▶ WRITTEN INSTRUCTION
Count the lines containing "Masonry". Give the number alone.
**********
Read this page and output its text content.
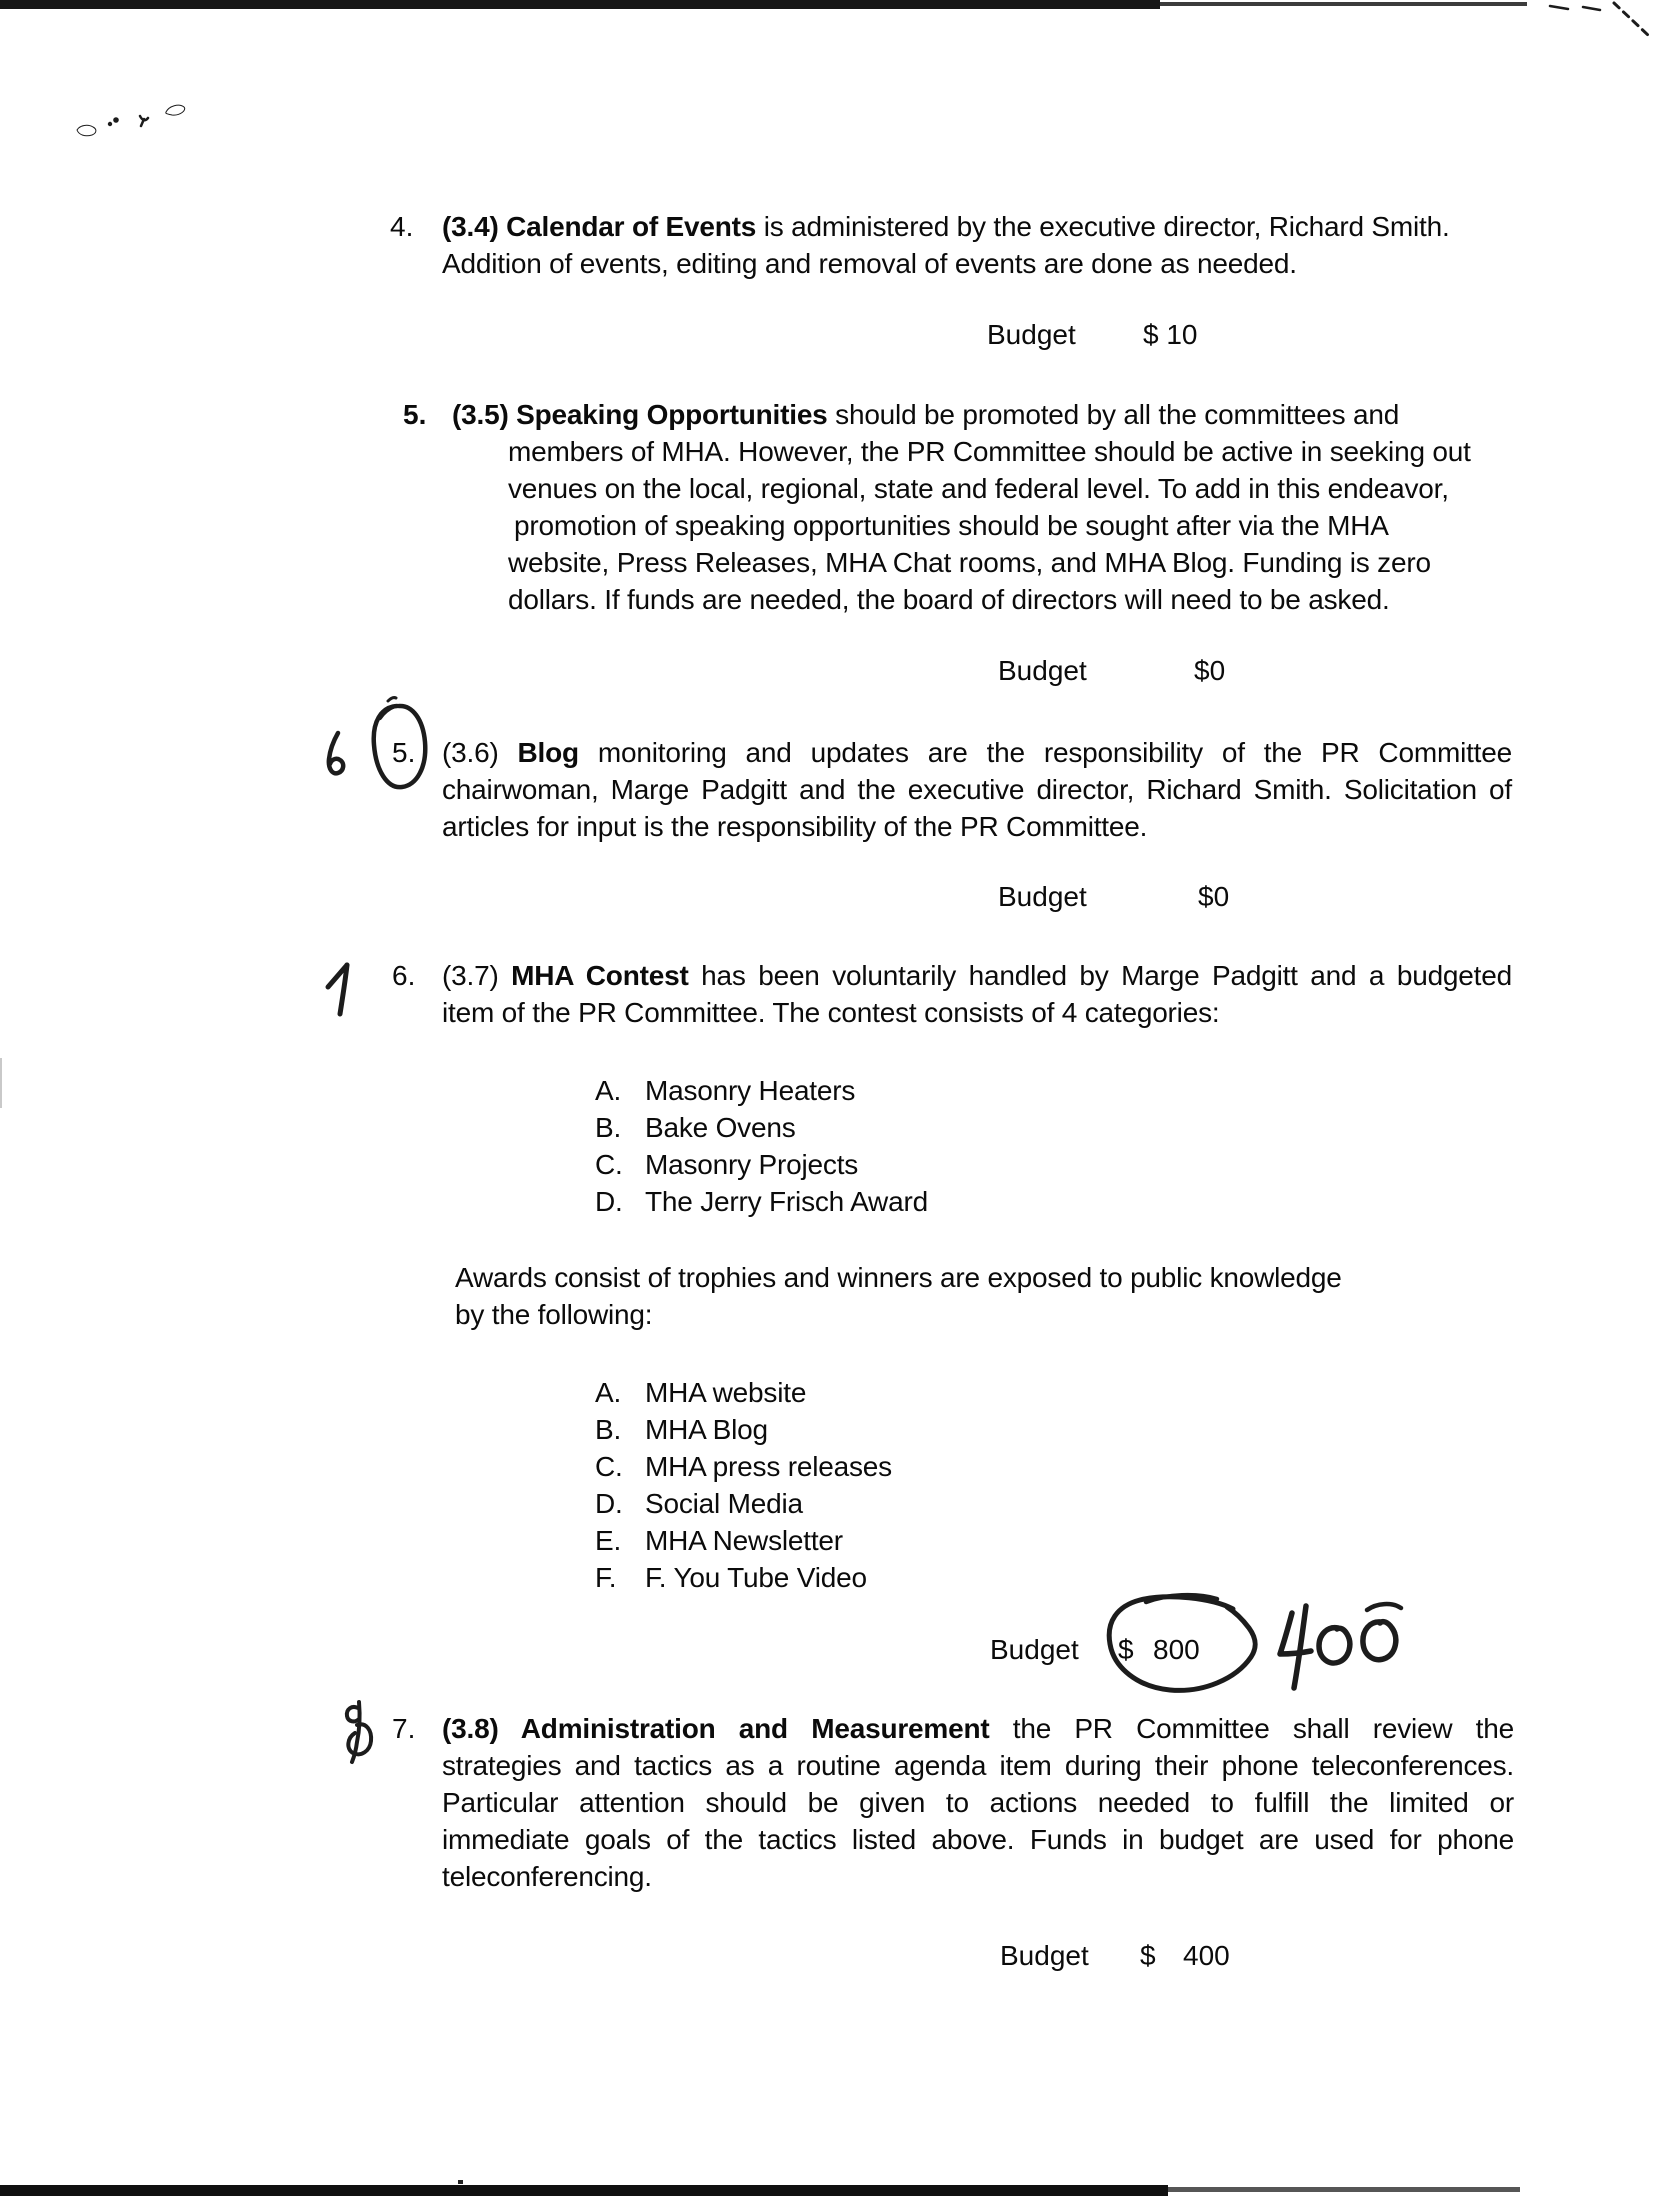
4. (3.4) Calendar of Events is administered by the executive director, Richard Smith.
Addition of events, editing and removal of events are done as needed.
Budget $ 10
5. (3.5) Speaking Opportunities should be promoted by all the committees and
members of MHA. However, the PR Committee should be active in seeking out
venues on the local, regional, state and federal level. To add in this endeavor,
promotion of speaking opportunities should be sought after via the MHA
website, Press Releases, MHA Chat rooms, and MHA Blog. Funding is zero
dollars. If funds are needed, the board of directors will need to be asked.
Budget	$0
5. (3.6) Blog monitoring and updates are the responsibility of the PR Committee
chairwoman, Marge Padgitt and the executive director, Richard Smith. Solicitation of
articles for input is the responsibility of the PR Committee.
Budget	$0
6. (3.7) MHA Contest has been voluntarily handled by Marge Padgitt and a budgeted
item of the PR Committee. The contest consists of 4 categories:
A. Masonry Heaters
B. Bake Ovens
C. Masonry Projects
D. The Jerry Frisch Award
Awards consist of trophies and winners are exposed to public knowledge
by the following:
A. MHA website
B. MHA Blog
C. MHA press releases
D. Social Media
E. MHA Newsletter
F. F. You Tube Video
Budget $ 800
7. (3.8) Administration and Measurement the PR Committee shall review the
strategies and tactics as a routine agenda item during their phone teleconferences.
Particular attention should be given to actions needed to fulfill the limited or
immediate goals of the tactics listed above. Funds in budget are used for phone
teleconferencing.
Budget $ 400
**********
▶ RESPONSE TO THE TASK
2